## TASK DIRECTIONS
Where a line of the material contains the string "Daily", copy that line.

## MATERIAL PROVIDED
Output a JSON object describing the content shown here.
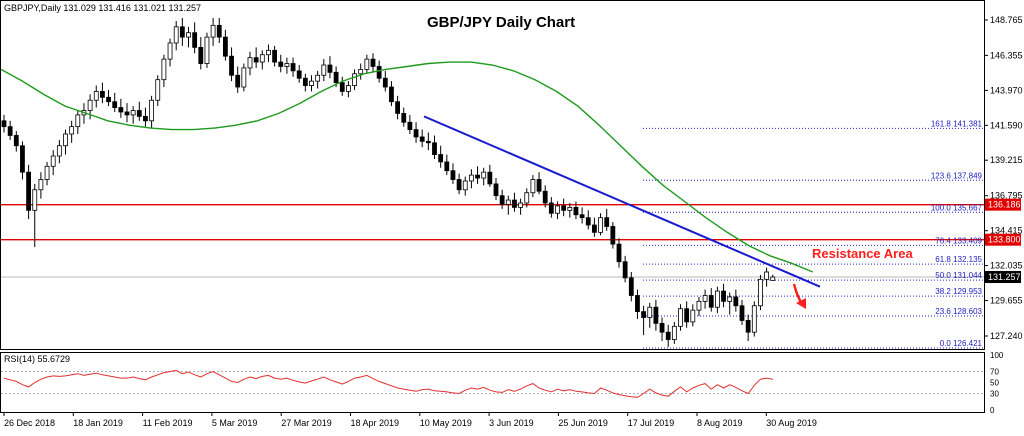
{
  "header": {
    "symbol_info": "GBPJPY,Daily  131.029 131.416 131.021 131.257",
    "title": "GBP/JPY Daily Chart"
  },
  "annotation": {
    "resistance_label": "Resistance Area"
  },
  "rsi": {
    "label": "RSI(14) 55.6729",
    "levels": [
      30,
      70
    ],
    "ticks": [
      "100",
      "70",
      "50",
      "30",
      "0"
    ]
  },
  "chart_data": [
    {
      "type": "candlestick",
      "title": "GBP/JPY Daily Chart",
      "y_ticks": [
        127.24,
        129.655,
        132.035,
        134.415,
        136.795,
        139.215,
        141.59,
        143.97,
        146.355,
        148.765
      ],
      "y_tick_labels": [
        "127.240",
        "129.655",
        "132.035",
        "134.415",
        "136.795",
        "139.215",
        "141.590",
        "143.970",
        "146.355",
        "148.765"
      ],
      "ylim": [
        125.5,
        150.8
      ],
      "x_tick_labels": [
        "26 Dec 2018",
        "18 Jan 2019",
        "11 Feb 2019",
        "5 Mar 2019",
        "27 Mar 2019",
        "18 Apr 2019",
        "10 May 2019",
        "3 Jun 2019",
        "25 Jun 2019",
        "17 Jul 2019",
        "8 Aug 2019",
        "30 Aug 2019"
      ],
      "last_price": 131.257,
      "last_price_label": "131.257",
      "resistance_levels": [
        {
          "value": 136.186,
          "label": "136.186"
        },
        {
          "value": 133.8,
          "label": "133.800"
        }
      ],
      "fibonacci_levels": [
        {
          "value": 141.381,
          "label": "161.8 141.381"
        },
        {
          "value": 137.849,
          "label": "123.6 137.849"
        },
        {
          "value": 135.667,
          "label": "100.0 135.667"
        },
        {
          "value": 133.409,
          "label": "76.4 133.409"
        },
        {
          "value": 132.135,
          "label": "61.8 132.135"
        },
        {
          "value": 131.044,
          "label": "50.0 131.044"
        },
        {
          "value": 129.953,
          "label": "38.2 129.953"
        },
        {
          "value": 128.603,
          "label": "23.6 128.603"
        },
        {
          "value": 126.421,
          "label": "0.0 126.421"
        }
      ],
      "trendline": {
        "from_price": 142.2,
        "to_price": 130.6
      },
      "ma_path": [
        145.4,
        144.6,
        143.7,
        142.9,
        142.4,
        141.9,
        141.6,
        141.4,
        141.3,
        141.3,
        141.4,
        141.6,
        141.9,
        142.4,
        143.1,
        143.9,
        144.6,
        145.1,
        145.4,
        145.6,
        145.8,
        145.9,
        145.9,
        145.7,
        145.3,
        144.7,
        143.9,
        142.9,
        141.6,
        140.2,
        138.8,
        137.5,
        136.4,
        135.3,
        134.3,
        133.4,
        132.7,
        132.2,
        131.6
      ],
      "candles": [
        [
          141.9,
          142.3,
          141.1,
          141.5
        ],
        [
          141.5,
          141.9,
          140.6,
          140.9
        ],
        [
          140.9,
          141.2,
          139.8,
          140.2
        ],
        [
          140.2,
          140.5,
          137.9,
          138.4
        ],
        [
          138.4,
          138.9,
          135.2,
          135.8
        ],
        [
          135.8,
          137.6,
          133.3,
          137.2
        ],
        [
          137.2,
          138.4,
          136.6,
          137.9
        ],
        [
          137.9,
          139.1,
          137.5,
          138.8
        ],
        [
          138.8,
          139.9,
          138.2,
          139.5
        ],
        [
          139.5,
          140.6,
          139.0,
          140.2
        ],
        [
          140.2,
          141.3,
          139.6,
          141.0
        ],
        [
          141.0,
          141.9,
          140.4,
          141.5
        ],
        [
          141.5,
          142.6,
          141.0,
          142.3
        ],
        [
          142.3,
          143.1,
          141.7,
          142.6
        ],
        [
          142.6,
          143.7,
          142.0,
          143.3
        ],
        [
          143.3,
          144.3,
          142.8,
          143.9
        ],
        [
          143.9,
          144.5,
          143.1,
          143.5
        ],
        [
          143.5,
          144.0,
          142.9,
          143.2
        ],
        [
          143.2,
          143.8,
          142.5,
          142.8
        ],
        [
          142.8,
          143.4,
          142.1,
          142.5
        ],
        [
          142.5,
          143.1,
          141.8,
          142.3
        ],
        [
          142.3,
          142.9,
          141.7,
          142.6
        ],
        [
          142.6,
          143.2,
          141.9,
          142.2
        ],
        [
          142.2,
          142.8,
          141.5,
          141.9
        ],
        [
          141.9,
          143.6,
          141.4,
          143.3
        ],
        [
          143.3,
          145.0,
          142.9,
          144.7
        ],
        [
          144.7,
          146.4,
          144.2,
          146.1
        ],
        [
          146.1,
          147.5,
          145.6,
          147.2
        ],
        [
          147.2,
          148.7,
          146.7,
          148.3
        ],
        [
          148.3,
          148.9,
          147.0,
          147.6
        ],
        [
          147.6,
          148.3,
          146.9,
          147.9
        ],
        [
          147.9,
          148.6,
          146.5,
          146.9
        ],
        [
          146.9,
          147.6,
          145.4,
          145.8
        ],
        [
          145.8,
          147.9,
          145.5,
          147.6
        ],
        [
          147.6,
          148.9,
          147.0,
          148.4
        ],
        [
          148.4,
          148.9,
          147.2,
          147.6
        ],
        [
          147.6,
          148.1,
          146.0,
          146.3
        ],
        [
          146.3,
          146.9,
          144.6,
          145.0
        ],
        [
          145.0,
          145.6,
          143.8,
          144.2
        ],
        [
          144.2,
          145.8,
          143.9,
          145.5
        ],
        [
          145.5,
          146.6,
          145.0,
          146.2
        ],
        [
          146.2,
          146.9,
          145.5,
          145.9
        ],
        [
          145.9,
          146.7,
          145.4,
          146.4
        ],
        [
          146.4,
          147.1,
          145.9,
          146.7
        ],
        [
          146.7,
          147.0,
          145.6,
          145.9
        ],
        [
          145.9,
          146.4,
          145.2,
          145.6
        ],
        [
          145.6,
          146.2,
          145.1,
          145.8
        ],
        [
          145.8,
          146.2,
          144.9,
          145.3
        ],
        [
          145.3,
          145.7,
          144.5,
          144.8
        ],
        [
          144.8,
          145.1,
          143.9,
          144.3
        ],
        [
          144.3,
          145.0,
          143.9,
          144.6
        ],
        [
          144.6,
          145.3,
          144.1,
          145.0
        ],
        [
          145.0,
          146.1,
          144.6,
          145.7
        ],
        [
          145.7,
          146.3,
          144.8,
          145.2
        ],
        [
          145.2,
          145.6,
          144.2,
          144.5
        ],
        [
          144.5,
          144.9,
          143.6,
          143.9
        ],
        [
          143.9,
          144.6,
          143.5,
          144.3
        ],
        [
          144.3,
          145.4,
          144.0,
          145.1
        ],
        [
          145.1,
          145.8,
          144.7,
          145.4
        ],
        [
          145.4,
          146.4,
          145.1,
          146.1
        ],
        [
          146.1,
          146.5,
          145.2,
          145.6
        ],
        [
          145.6,
          146.0,
          144.5,
          144.8
        ],
        [
          144.8,
          145.3,
          143.9,
          144.2
        ],
        [
          144.2,
          144.6,
          142.9,
          143.2
        ],
        [
          143.2,
          143.6,
          142.0,
          142.4
        ],
        [
          142.4,
          142.8,
          141.5,
          141.8
        ],
        [
          141.8,
          142.3,
          141.0,
          141.3
        ],
        [
          141.3,
          141.8,
          140.4,
          140.8
        ],
        [
          140.8,
          141.3,
          140.1,
          140.5
        ],
        [
          140.5,
          141.1,
          139.9,
          140.4
        ],
        [
          140.4,
          140.9,
          139.3,
          139.6
        ],
        [
          139.6,
          140.2,
          138.7,
          139.1
        ],
        [
          139.1,
          139.6,
          138.2,
          138.5
        ],
        [
          138.5,
          139.0,
          137.6,
          137.9
        ],
        [
          137.9,
          138.3,
          136.9,
          137.2
        ],
        [
          137.2,
          138.1,
          136.8,
          137.8
        ],
        [
          137.8,
          138.6,
          137.3,
          138.2
        ],
        [
          138.2,
          138.8,
          137.6,
          138.0
        ],
        [
          138.0,
          138.7,
          137.5,
          138.4
        ],
        [
          138.4,
          138.9,
          137.4,
          137.6
        ],
        [
          137.6,
          138.0,
          136.5,
          136.8
        ],
        [
          136.8,
          137.2,
          135.9,
          136.2
        ],
        [
          136.2,
          136.8,
          135.5,
          136.5
        ],
        [
          136.5,
          137.0,
          135.7,
          136.0
        ],
        [
          136.0,
          136.6,
          135.5,
          136.3
        ],
        [
          136.3,
          137.3,
          136.0,
          137.0
        ],
        [
          137.0,
          138.2,
          136.7,
          137.9
        ],
        [
          137.9,
          138.4,
          136.9,
          137.1
        ],
        [
          137.1,
          137.5,
          136.0,
          136.3
        ],
        [
          136.3,
          136.7,
          135.3,
          135.6
        ],
        [
          135.6,
          136.4,
          135.2,
          136.1
        ],
        [
          136.1,
          136.6,
          135.4,
          135.8
        ],
        [
          135.8,
          136.3,
          135.3,
          136.0
        ],
        [
          136.0,
          136.4,
          135.2,
          135.5
        ],
        [
          135.5,
          136.0,
          134.9,
          135.3
        ],
        [
          135.3,
          135.8,
          134.5,
          134.8
        ],
        [
          134.8,
          135.3,
          134.0,
          134.3
        ],
        [
          134.3,
          135.6,
          134.1,
          135.3
        ],
        [
          135.3,
          135.9,
          134.4,
          134.7
        ],
        [
          134.7,
          135.0,
          133.2,
          133.5
        ],
        [
          133.5,
          133.9,
          131.9,
          132.3
        ],
        [
          132.3,
          132.7,
          130.9,
          131.2
        ],
        [
          131.2,
          131.6,
          129.6,
          130.0
        ],
        [
          130.0,
          130.4,
          128.4,
          128.9
        ],
        [
          128.9,
          129.3,
          127.3,
          128.5
        ],
        [
          128.5,
          129.5,
          127.8,
          129.2
        ],
        [
          129.2,
          129.7,
          127.6,
          128.1
        ],
        [
          128.1,
          128.5,
          126.9,
          127.5
        ],
        [
          127.5,
          128.0,
          126.5,
          127.0
        ],
        [
          127.0,
          128.2,
          126.7,
          127.9
        ],
        [
          127.9,
          129.4,
          127.6,
          129.1
        ],
        [
          129.1,
          129.6,
          127.8,
          128.2
        ],
        [
          128.2,
          129.4,
          127.9,
          129.0
        ],
        [
          129.0,
          129.9,
          128.6,
          129.6
        ],
        [
          129.6,
          130.4,
          129.1,
          130.0
        ],
        [
          130.0,
          130.5,
          128.9,
          129.2
        ],
        [
          129.2,
          130.6,
          128.8,
          130.3
        ],
        [
          130.3,
          130.8,
          129.2,
          129.6
        ],
        [
          129.6,
          130.2,
          128.7,
          129.9
        ],
        [
          129.9,
          130.4,
          128.9,
          129.3
        ],
        [
          129.3,
          129.7,
          128.0,
          128.3
        ],
        [
          128.3,
          128.7,
          126.9,
          127.5
        ],
        [
          127.5,
          129.6,
          127.2,
          129.3
        ],
        [
          129.3,
          131.4,
          129.0,
          131.1
        ],
        [
          131.1,
          131.9,
          130.6,
          131.6
        ],
        [
          131.029,
          131.416,
          131.021,
          131.257
        ]
      ],
      "rsi_values": [
        58,
        55,
        52,
        46,
        42,
        50,
        56,
        60,
        62,
        61,
        62,
        64,
        66,
        63,
        65,
        67,
        64,
        62,
        60,
        58,
        58,
        60,
        57,
        55,
        60,
        64,
        68,
        70,
        72,
        66,
        69,
        64,
        60,
        66,
        70,
        64,
        58,
        52,
        50,
        56,
        60,
        57,
        61,
        63,
        58,
        56,
        58,
        54,
        51,
        49,
        53,
        56,
        60,
        55,
        51,
        47,
        52,
        58,
        60,
        63,
        57,
        52,
        48,
        44,
        40,
        38,
        36,
        34,
        37,
        38,
        35,
        34,
        33,
        31,
        30,
        36,
        40,
        38,
        41,
        36,
        33,
        32,
        37,
        34,
        38,
        44,
        48,
        40,
        36,
        33,
        38,
        35,
        37,
        34,
        33,
        31,
        30,
        40,
        36,
        31,
        28,
        26,
        24,
        23,
        30,
        38,
        31,
        27,
        25,
        34,
        42,
        33,
        40,
        45,
        48,
        38,
        46,
        40,
        46,
        41,
        35,
        30,
        45,
        56,
        58,
        55.67
      ]
    }
  ]
}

## COMPLETE ANSWER
    "symbol_info": "GBPJPY,Daily  131.029 131.416 131.021 131.257",
    "title": "GBP/JPY Daily Chart"
      "title": "GBP/JPY Daily Chart",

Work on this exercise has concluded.